EXERCISE DETAILS:
Your task is to copy the listing exactly, with the pictures left out.

______________________________

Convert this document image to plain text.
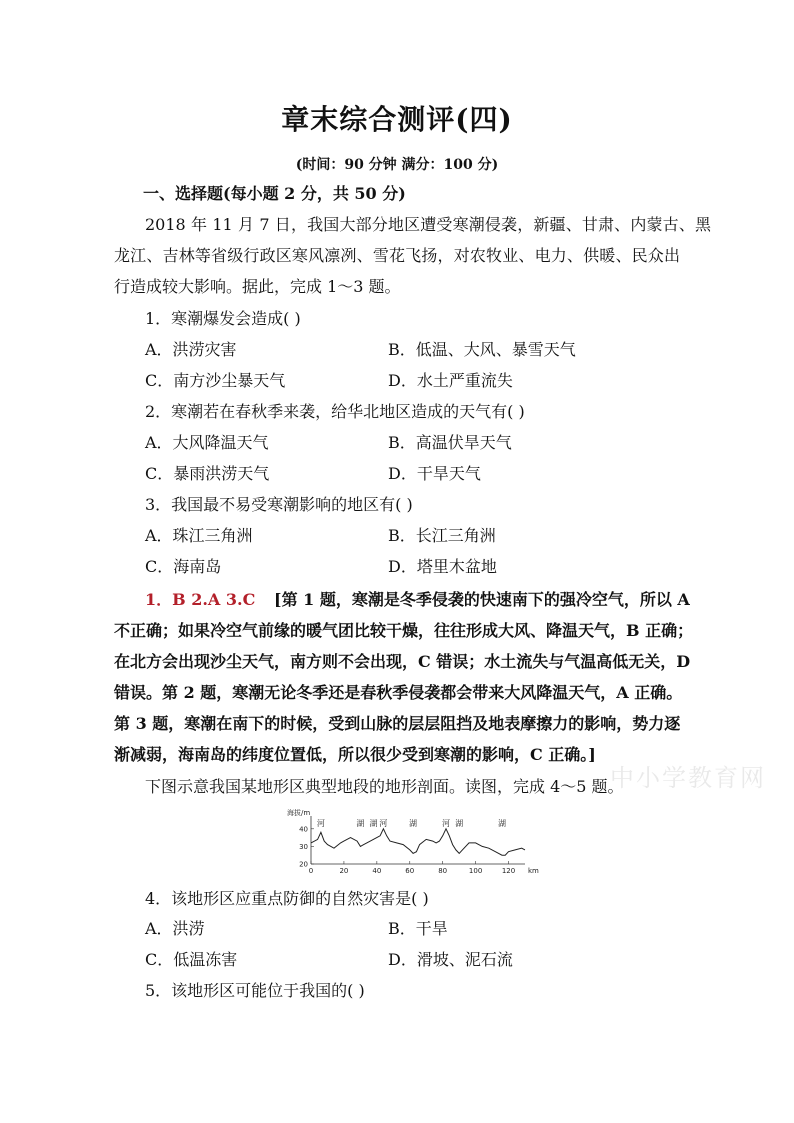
章末综合测评(四)
(时间：90 分钟 满分：100 分)
一、选择题(每小题 2 分，共 50 分)
2018 年 11 月 7 日，我国大部分地区遭受寒潮侵袭，新疆、甘肃、内蒙古、黑
龙江、吉林等省级行政区寒风凛冽、雪花飞扬，对农牧业、电力、供暖、民众出
行造成较大影响。据此，完成 1～3 题。
1．寒潮爆发会造成( )
A．洪涝灾害	B．低温、大风、暴雪天气
C．南方沙尘暴天气	D．水土严重流失
2．寒潮若在春秋季来袭，给华北地区造成的天气有( )
A．大风降温天气	B．高温伏旱天气
C．暴雨洪涝天气	D．干旱天气
3．我国最不易受寒潮影响的地区有( )
A．珠江三角洲	B．长江三角洲
C．海南岛	D．塔里木盆地
1．B 2.A 3.C [第 1 题，寒潮是冬季侵袭的快速南下的强冷空气，所以 A
不正确；如果冷空气前缘的暖气团比较干燥，往往形成大风、降温天气，B 正确；
在北方会出现沙尘天气，南方则不会出现，C 错误；水土流失与气温高低无关，D
错误。第 2 题，寒潮无论冬季还是春秋季侵袭都会带来大风降温天气，A 正确。
第 3 题，寒潮在南下的时候，受到山脉的层层阻挡及地表摩擦力的影响，势力逐
渐减弱，海南岛的纬度位置低，所以很少受到寒潮的影响，C 正确。]
中小学教育网
下图示意我国某地形区典型地段的地形剖面。读图，完成 4～5 题。
海拔/m
20
30
40
0	20	40	60	80	100	120 km
河	湖 湖 河	湖	河 湖	湖
4．该地形区应重点防御的自然灾害是( )
A．洪涝	B．干旱
C．低温冻害	D．滑坡、泥石流
5．该地形区可能位于我国的( )
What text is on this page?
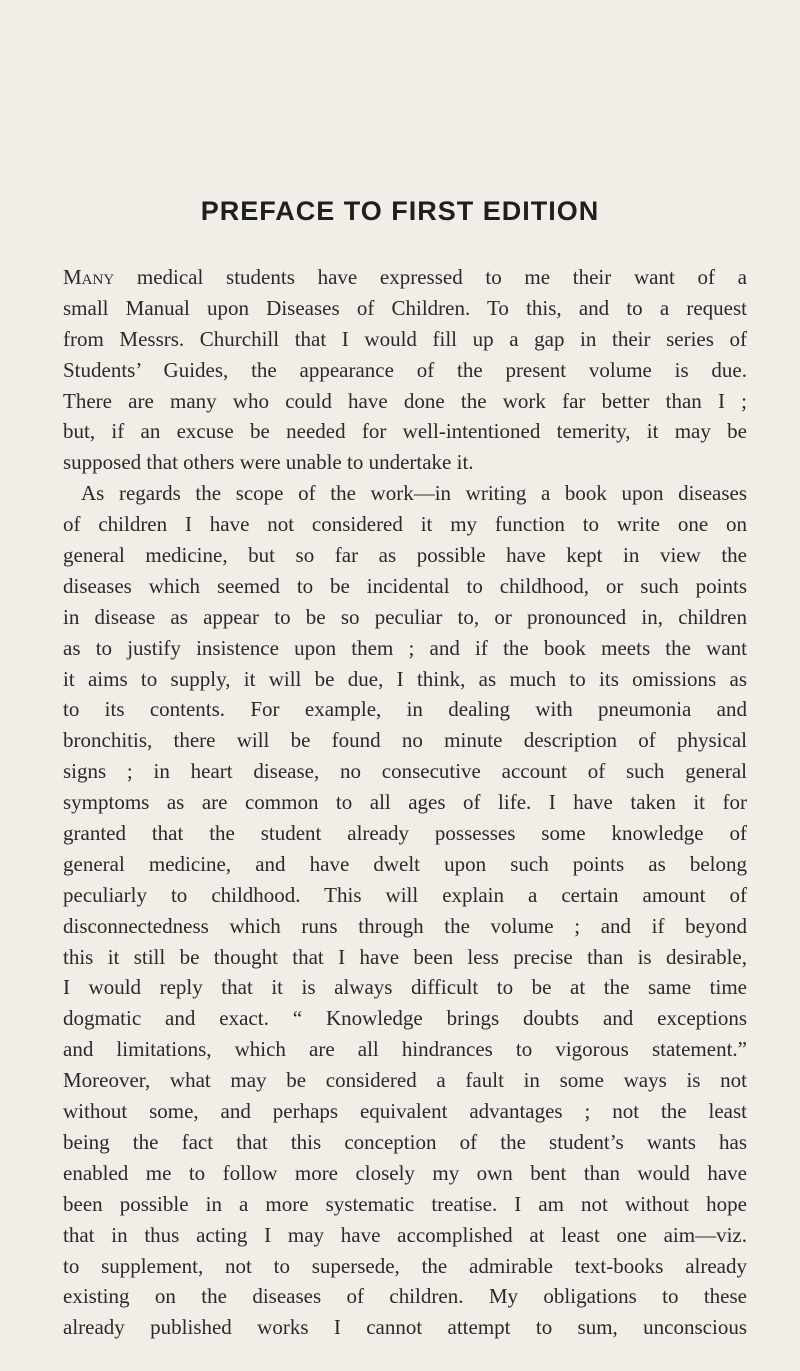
PREFACE TO FIRST EDITION
Many medical students have expressed to me their want of a
small Manual upon Diseases of Children. To this, and to a request
from Messrs. Churchill that I would fill up a gap in their series of
Students’ Guides, the appearance of the present volume is due.
There are many who could have done the work far better than I ;
but, if an excuse be needed for well-intentioned temerity, it may be
supposed that others were unable to undertake it.
As regards the scope of the work—in writing a book upon diseases
of children I have not considered it my function to write one on
general medicine, but so far as possible have kept in view the
diseases which seemed to be incidental to childhood, or such points
in disease as appear to be so peculiar to, or pronounced in, children
as to justify insistence upon them ; and if the book meets the want
it aims to supply, it will be due, I think, as much to its omissions as
to its contents. For example, in dealing with pneumonia and
bronchitis, there will be found no minute description of physical
signs ; in heart disease, no consecutive account of such general
symptoms as are common to all ages of life. I have taken it for
granted that the student already possesses some knowledge of
general medicine, and have dwelt upon such points as belong
peculiarly to childhood. This will explain a certain amount of
disconnectedness which runs through the volume ; and if beyond
this it still be thought that I have been less precise than is desirable,
I would reply that it is always difficult to be at the same time
dogmatic and exact. “ Knowledge brings doubts and exceptions
and limitations, which are all hindrances to vigorous statement.”
Moreover, what may be considered a fault in some ways is not
without some, and perhaps equivalent advantages ; not the least
being the fact that this conception of the student’s wants has
enabled me to follow more closely my own bent than would have
been possible in a more systematic treatise. I am not without hope
that in thus acting I may have accomplished at least one aim—viz.
to supplement, not to supersede, the admirable text-books already
existing on the diseases of children. My obligations to these
already published works I cannot attempt to sum, unconscious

______________________________

EXERCISE ANSWER:
Convert this document image to plain text.
章末综合测评(四)
(时间：90 分钟 满分：100 分)
一、选择题(每小题 2 分，共 50 分)
2018 年 11 月 7 日，我国大部分地区遭受寒潮侵袭，新疆、甘肃、内蒙古、黑
龙江、吉林等省级行政区寒风凛冽、雪花飞扬，对农牧业、电力、供暖、民众出
行造成较大影响。据此，完成 1～3 题。
1．寒潮爆发会造成( )
A．洪涝灾害	B．低温、大风、暴雪天气
C．南方沙尘暴天气	D．水土严重流失
2．寒潮若在春秋季来袭，给华北地区造成的天气有( )
A．大风降温天气	B．高温伏旱天气
C．暴雨洪涝天气	D．干旱天气
3．我国最不易受寒潮影响的地区有( )
A．珠江三角洲	B．长江三角洲
C．海南岛	D．塔里木盆地
1．B 2.A 3.C [第 1 题，寒潮是冬季侵袭的快速南下的强冷空气，所以 A
不正确；如果冷空气前缘的暖气团比较干燥，往往形成大风、降温天气，B 正确；
在北方会出现沙尘天气，南方则不会出现，C 错误；水土流失与气温高低无关，D
错误。第 2 题，寒潮无论冬季还是春秋季侵袭都会带来大风降温天气，A 正确。
第 3 题，寒潮在南下的时候，受到山脉的层层阻挡及地表摩擦力的影响，势力逐
渐减弱，海南岛的纬度位置低，所以很少受到寒潮的影响，C 正确。]
中小学教育网
下图示意我国某地形区典型地段的地形剖面。读图，完成 4～5 题。
海拔/m
20
30
40
0	20	40	60	80	100	120 km
河	湖 湖 河	湖	河 湖	湖
4．该地形区应重点防御的自然灾害是( )
A．洪涝	B．干旱
C．低温冻害	D．滑坡、泥石流
5．该地形区可能位于我国的( )
What text is on this page?
PREFACE TO FIRST EDITION
Many medical students have expressed to me their want of a
small Manual upon Diseases of Children. To this, and to a request
from Messrs. Churchill that I would fill up a gap in their series of
Students’ Guides, the appearance of the present volume is due.
There are many who could have done the work far better than I ;
but, if an excuse be needed for well-intentioned temerity, it may be
supposed that others were unable to undertake it.
As regards the scope of the work—in writing a book upon diseases
of children I have not considered it my function to write one on
general medicine, but so far as possible have kept in view the
diseases which seemed to be incidental to childhood, or such points
in disease as appear to be so peculiar to, or pronounced in, children
as to justify insistence upon them ; and if the book meets the want
it aims to supply, it will be due, I think, as much to its omissions as
to its contents. For example, in dealing with pneumonia and
bronchitis, there will be found no minute description of physical
signs ; in heart disease, no consecutive account of such general
symptoms as are common to all ages of life. I have taken it for
granted that the student already possesses some knowledge of
general medicine, and have dwelt upon such points as belong
peculiarly to childhood. This will explain a certain amount of
disconnectedness which runs through the volume ; and if beyond
this it still be thought that I have been less precise than is desirable,
I would reply that it is always difficult to be at the same time
dogmatic and exact. “ Knowledge brings doubts and exceptions
and limitations, which are all hindrances to vigorous statement.”
Moreover, what may be considered a fault in some ways is not
without some, and perhaps equivalent advantages ; not the least
being the fact that this conception of the student’s wants has
enabled me to follow more closely my own bent than would have
been possible in a more systematic treatise. I am not without hope
that in thus acting I may have accomplished at least one aim—viz.
to supplement, not to supersede, the admirable text-books already
existing on the diseases of children. My obligations to these
already published works I cannot attempt to sum, unconscious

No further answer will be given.